*YOUR TASK*:
Give the count of lines holding the string "everything" and nothing else.
## start RECORDS TO PROCESS
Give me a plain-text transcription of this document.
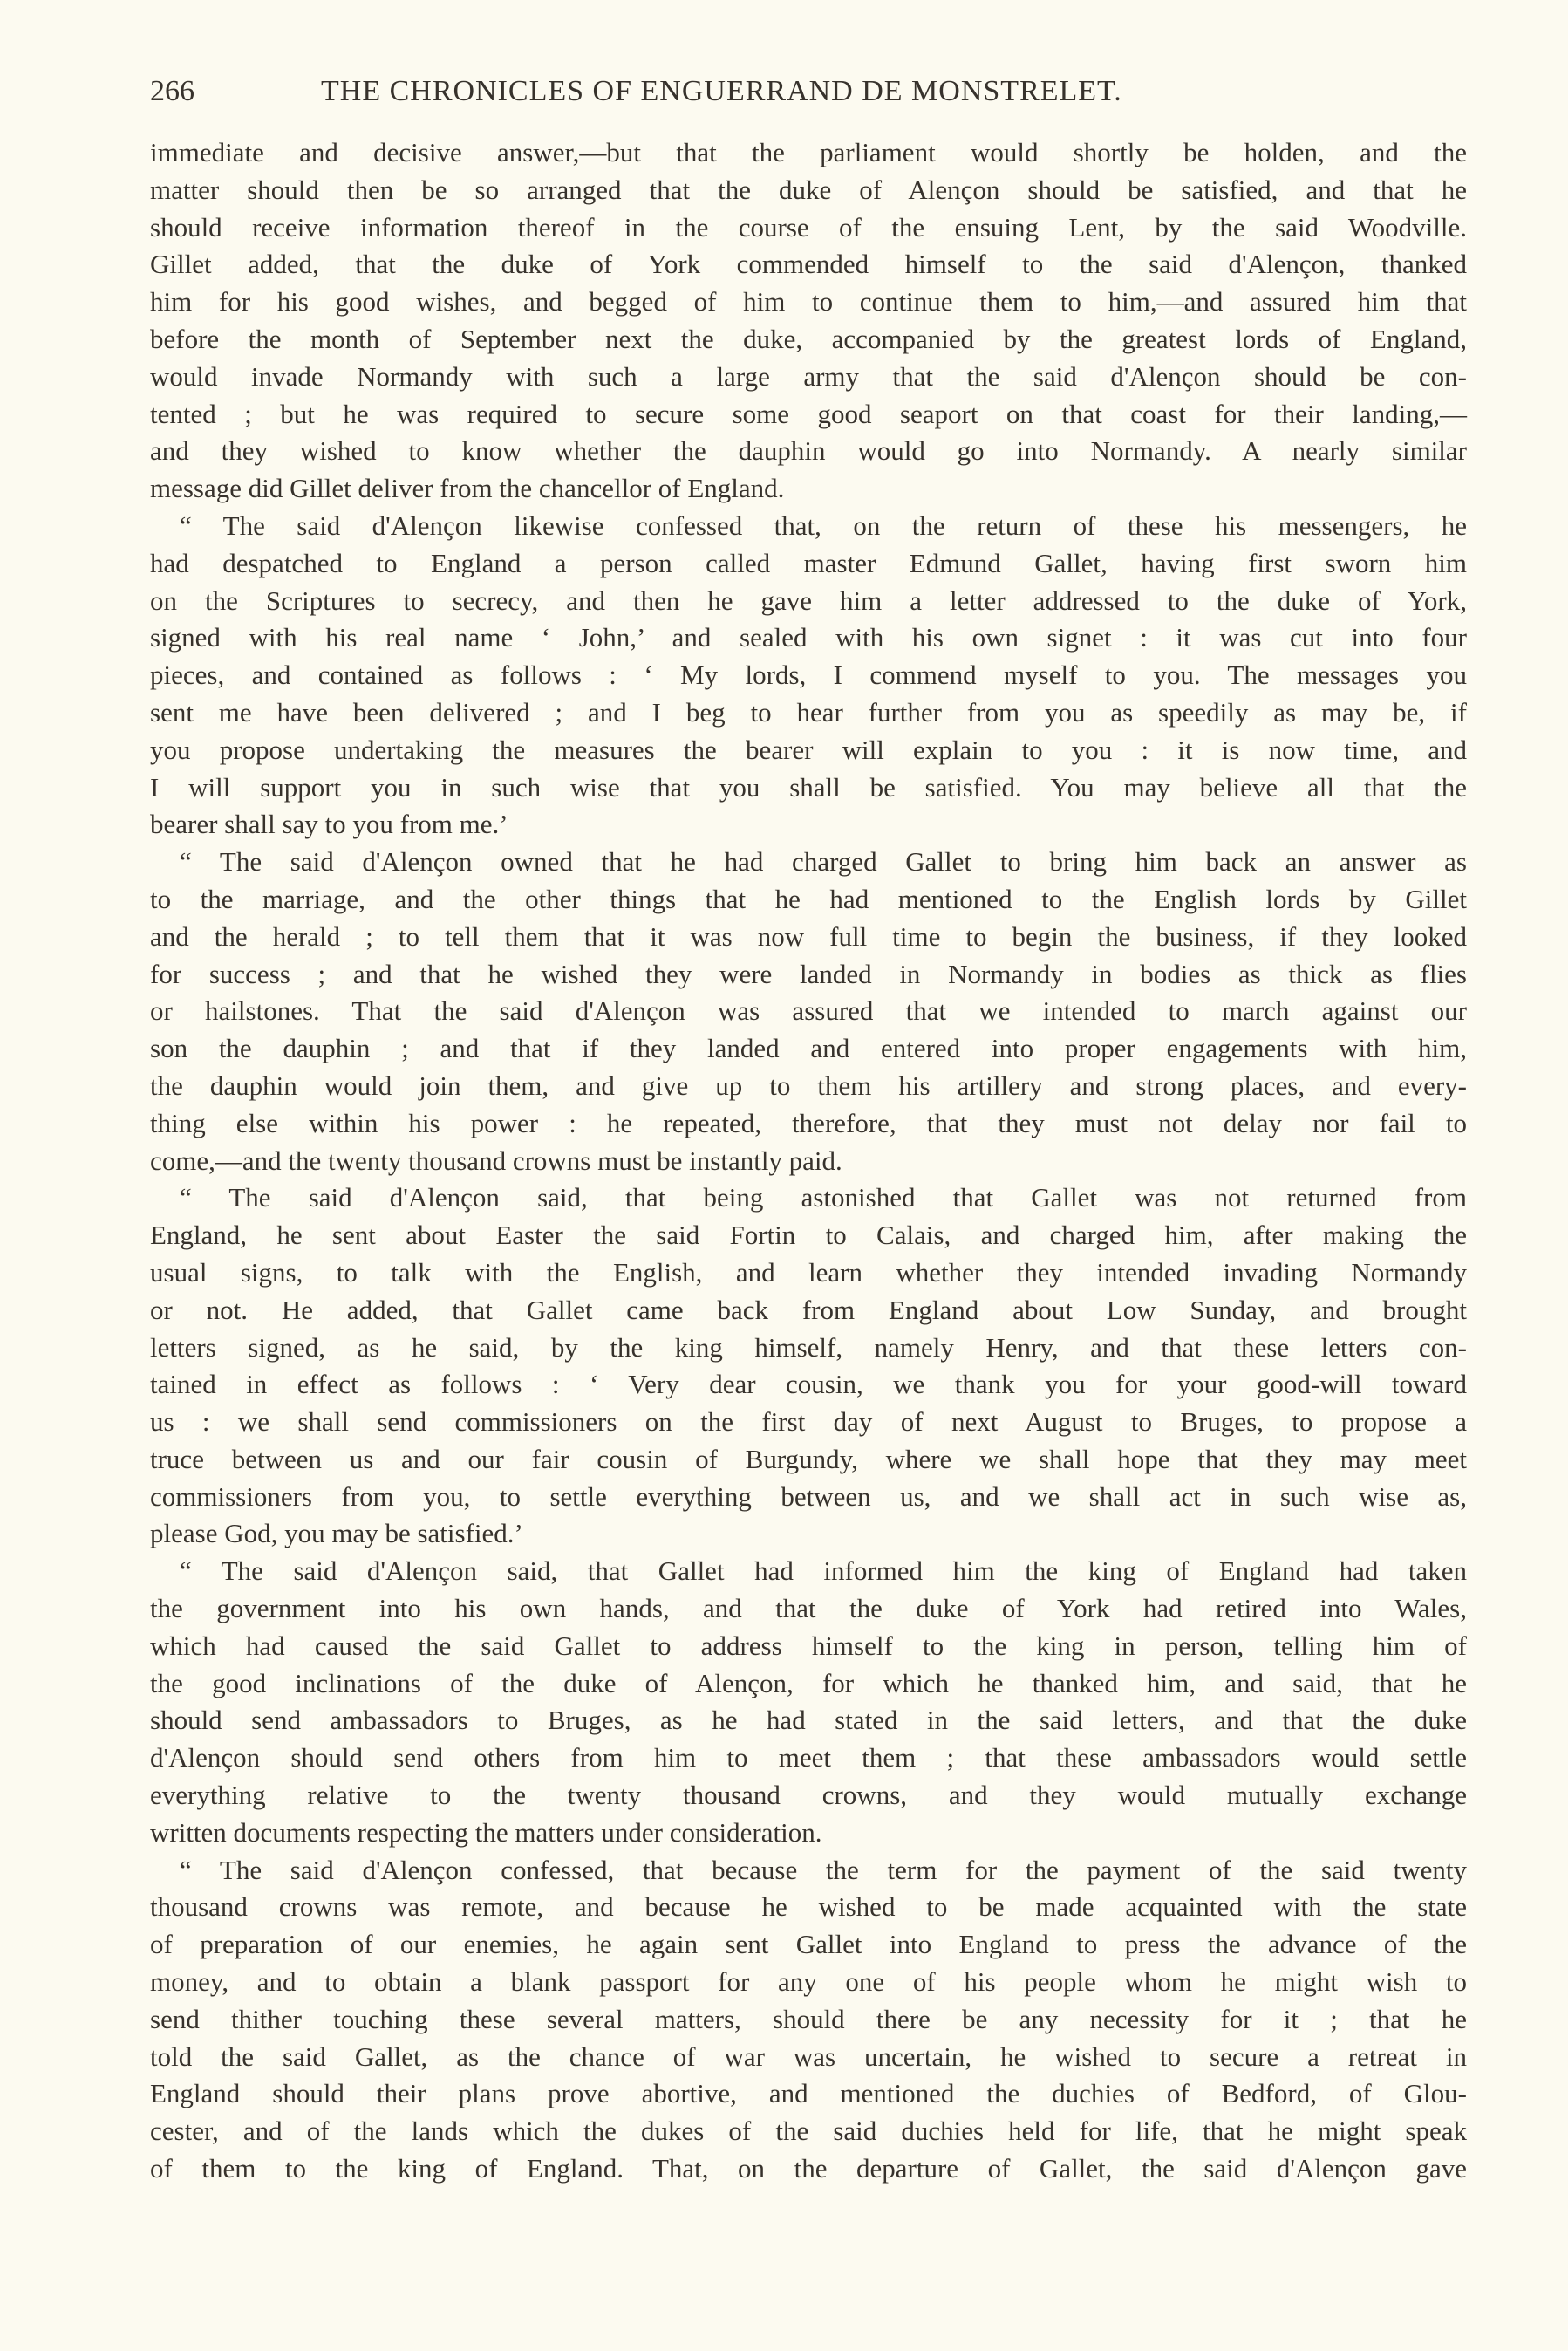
266	THE CHRONICLES OF ENGUERRAND DE MONSTRELET.
immediate and decisive answer,—but that the parliament would shortly be holden, and the
matter should then be so arranged that the duke of Alençon should be satisfied, and that he
should receive information thereof in the course of the ensuing Lent, by the said Woodville.
Gillet added, that the duke of York commended himself to the said d'Alençon, thanked
him for his good wishes, and begged of him to continue them to him,—and assured him that
before the month of September next the duke, accompanied by the greatest lords of England,
would invade Normandy with such a large army that the said d'Alençon should be con-
tented ; but he was required to secure some good seaport on that coast for their landing,—
and they wished to know whether the dauphin would go into Normandy. A nearly similar
message did Gillet deliver from the chancellor of England.
“ The said d'Alençon likewise confessed that, on the return of these his messengers, he
had despatched to England a person called master Edmund Gallet, having first sworn him
on the Scriptures to secrecy, and then he gave him a letter addressed to the duke of York,
signed with his real name ‘ John,’ and sealed with his own signet : it was cut into four
pieces, and contained as follows : ‘ My lords, I commend myself to you. The messages you
sent me have been delivered ; and I beg to hear further from you as speedily as may be, if
you propose undertaking the measures the bearer will explain to you : it is now time, and
I will support you in such wise that you shall be satisfied. You may believe all that the
bearer shall say to you from me.’
“ The said d'Alençon owned that he had charged Gallet to bring him back an answer as
to the marriage, and the other things that he had mentioned to the English lords by Gillet
and the herald ; to tell them that it was now full time to begin the business, if they looked
for success ; and that he wished they were landed in Normandy in bodies as thick as flies
or hailstones. That the said d'Alençon was assured that we intended to march against our
son the dauphin ; and that if they landed and entered into proper engagements with him,
the dauphin would join them, and give up to them his artillery and strong places, and every-
thing else within his power : he repeated, therefore, that they must not delay nor fail to
come,—and the twenty thousand crowns must be instantly paid.
“ The said d'Alençon said, that being astonished that Gallet was not returned from
England, he sent about Easter the said Fortin to Calais, and charged him, after making the
usual signs, to talk with the English, and learn whether they intended invading Normandy
or not. He added, that Gallet came back from England about Low Sunday, and brought
letters signed, as he said, by the king himself, namely Henry, and that these letters con-
tained in effect as follows : ‘ Very dear cousin, we thank you for your good-will toward
us : we shall send commissioners on the first day of next August to Bruges, to propose a
truce between us and our fair cousin of Burgundy, where we shall hope that they may meet
commissioners from you, to settle everything between us, and we shall act in such wise as,
please God, you may be satisfied.’
“ The said d'Alençon said, that Gallet had informed him the king of England had taken
the government into his own hands, and that the duke of York had retired into Wales,
which had caused the said Gallet to address himself to the king in person, telling him of
the good inclinations of the duke of Alençon, for which he thanked him, and said, that he
should send ambassadors to Bruges, as he had stated in the said letters, and that the duke
d'Alençon should send others from him to meet them ; that these ambassadors would settle
everything relative to the twenty thousand crowns, and they would mutually exchange
written documents respecting the matters under consideration.
“ The said d'Alençon confessed, that because the term for the payment of the said twenty
thousand crowns was remote, and because he wished to be made acquainted with the state
of preparation of our enemies, he again sent Gallet into England to press the advance of the
money, and to obtain a blank passport for any one of his people whom he might wish to
send thither touching these several matters, should there be any necessity for it ; that he
told the said Gallet, as the chance of war was uncertain, he wished to secure a retreat in
England should their plans prove abortive, and mentioned the duchies of Bedford, of Glou-
cester, and of the lands which the dukes of the said duchies held for life, that he might speak
of them to the king of England. That, on the departure of Gallet, the said d'Alençon gave
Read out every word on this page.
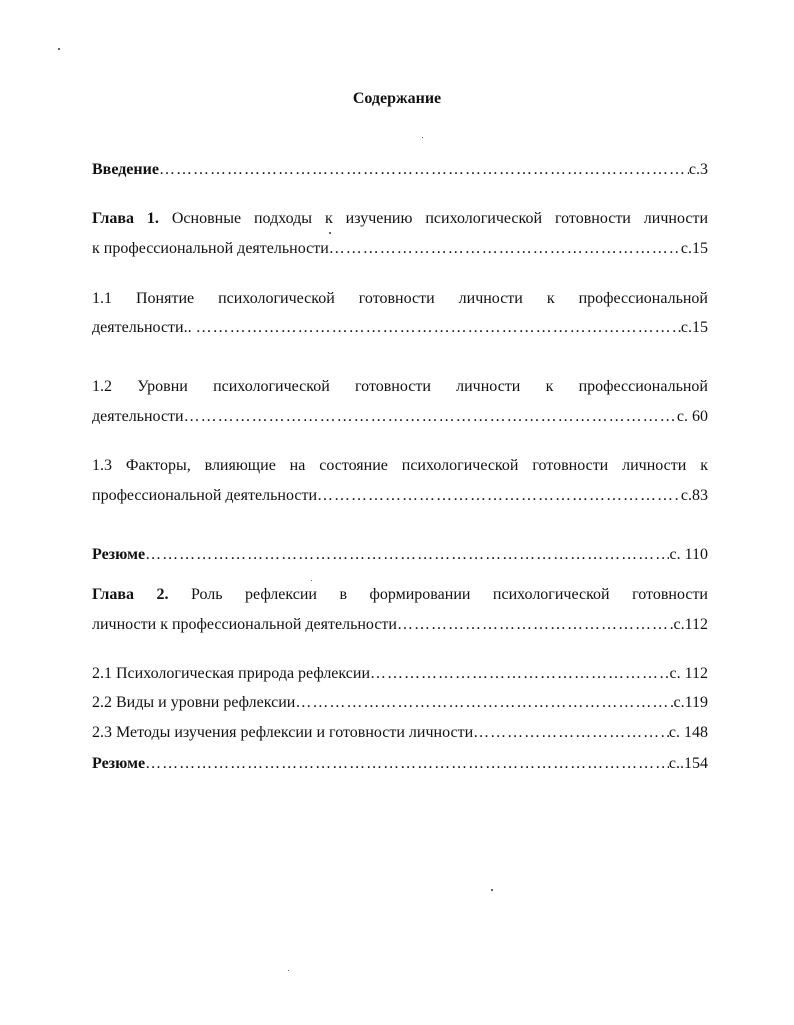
Содержание
Введение …………………………………………………………………………………………………………………………………………………………………………	с.3
Глава 1. Основные подходы к изучению психологической готовности личности
к профессиональной деятельности …………………………………………………………………………………………………………………………………………………………………………	с.15
1.1 Понятие психологической готовности личности к профессиональной
деятельности.. …………………………………………………………………………………………………………………………………………………………………………	с.15
1.2 Уровни психологической готовности личности к профессиональной
деятельности …………………………………………………………………………………………………………………………………………………………………………	с. 60
1.3 Факторы, влияющие на состояние психологической готовности личности к
профессиональной деятельности …………………………………………………………………………………………………………………………………………………………………………	с.83
Резюме …………………………………………………………………………………………………………………………………………………………………………	с. 110
Глава 2. Роль рефлексии в формировании психологической готовности
личности к профессиональной деятельности …………………………………………………………………………………………………………………………………………………………………………	с.112
2.1 Психологическая природа рефлексии …………………………………………………………………………………………………………………………………………………………………………	с. 112
2.2 Виды и уровни рефлексии …………………………………………………………………………………………………………………………………………………………………………	с.119
2.3 Методы изучения рефлексии и готовности личности …………………………………………………………………………………………………………………………………………………………………………	с. 148
Резюме …………………………………………………………………………………………………………………………………………………………………………	с..154
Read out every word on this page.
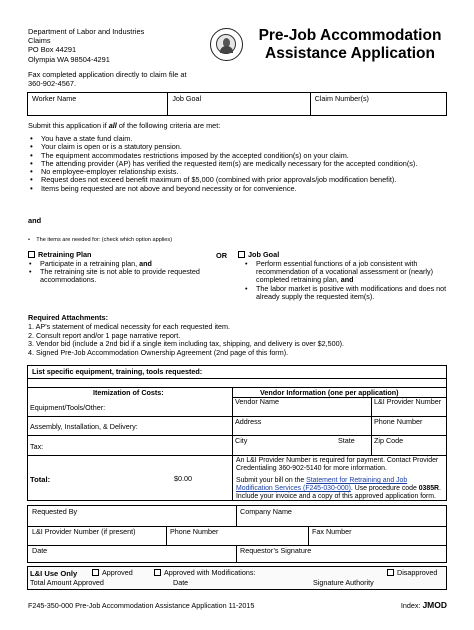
Department of Labor and Industries
Claims
PO Box 44291
Olympia WA 98504-4291
Fax completed application directly to claim file at
360-902-4567.
Pre-Job Accommodation
Assistance Application
Worker Name	Job Goal	Claim Number(s)
Submit this application if all of the following criteria are met:
• You have a state fund claim.
• Your claim is open or is a statutory pension.
• The equipment accommodates restrictions imposed by the accepted condition(s) on your claim.
• The attending provider (AP) has verified the requested item(s) are medically necessary for the accepted condition(s).
• No employee-employer relationship exists.
• Request does not exceed benefit maximum of $5,000 (combined with prior approvals/job modification benefit).
• Items being requested are not above and beyond necessity or for convenience.
and
•    The items are needed for: (check which option applies)
Retraining Plan
• Participate in a retraining plan, and
• The retraining site is not able to provide requested accommodations.
OR	Job Goal
• Perform essential functions of a job consistent with recommendation of a vocational assessment or (nearly) completed retraining plan, and
• The labor market is positive with modifications and does not already supply the requested item(s).
Required Attachments:
1. AP’s statement of medical necessity for each requested item.
2. Consult report and/or 1 page narrative report.
3. Vendor bid (include a 2nd bid if a single item including tax, shipping, and delivery is over $2,500).
4. Signed Pre-Job Accommodation Ownership Agreement (2nd page of this form).
List specific equipment, training, tools requested:
Itemization of Costs:
Equipment/Tools/Other:
Assembly, Installation, & Delivery:
Tax:
Total:	$0.00
Vendor Information (one per application)
Vendor Name	L&I Provider Number
Address	Phone Number
City	State	Zip Code
An L&I Provider Number is required for payment. Contact Provider Credentialing 360-902-5140 for more information.
Submit your bill on the Statement for Retraining and Job Modification Services (F245-030-000). Use procedure code 0385R. Include your invoice and a copy of this approved application form.
Requested By	Company Name
L&I Provider Number (if present)	Phone Number	Fax Number
Date	Requestor’s Signature
L&I Use Only	Approved	Approved with Modifications:	Disapproved
Total Amount Approved	Date	Signature Authority
F245-350-000 Pre-Job Accommodation Assistance Application 11-2015	Index: JMOD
## end RECORDS TO PROCESS
*EXERCISE OUTPUT*:
2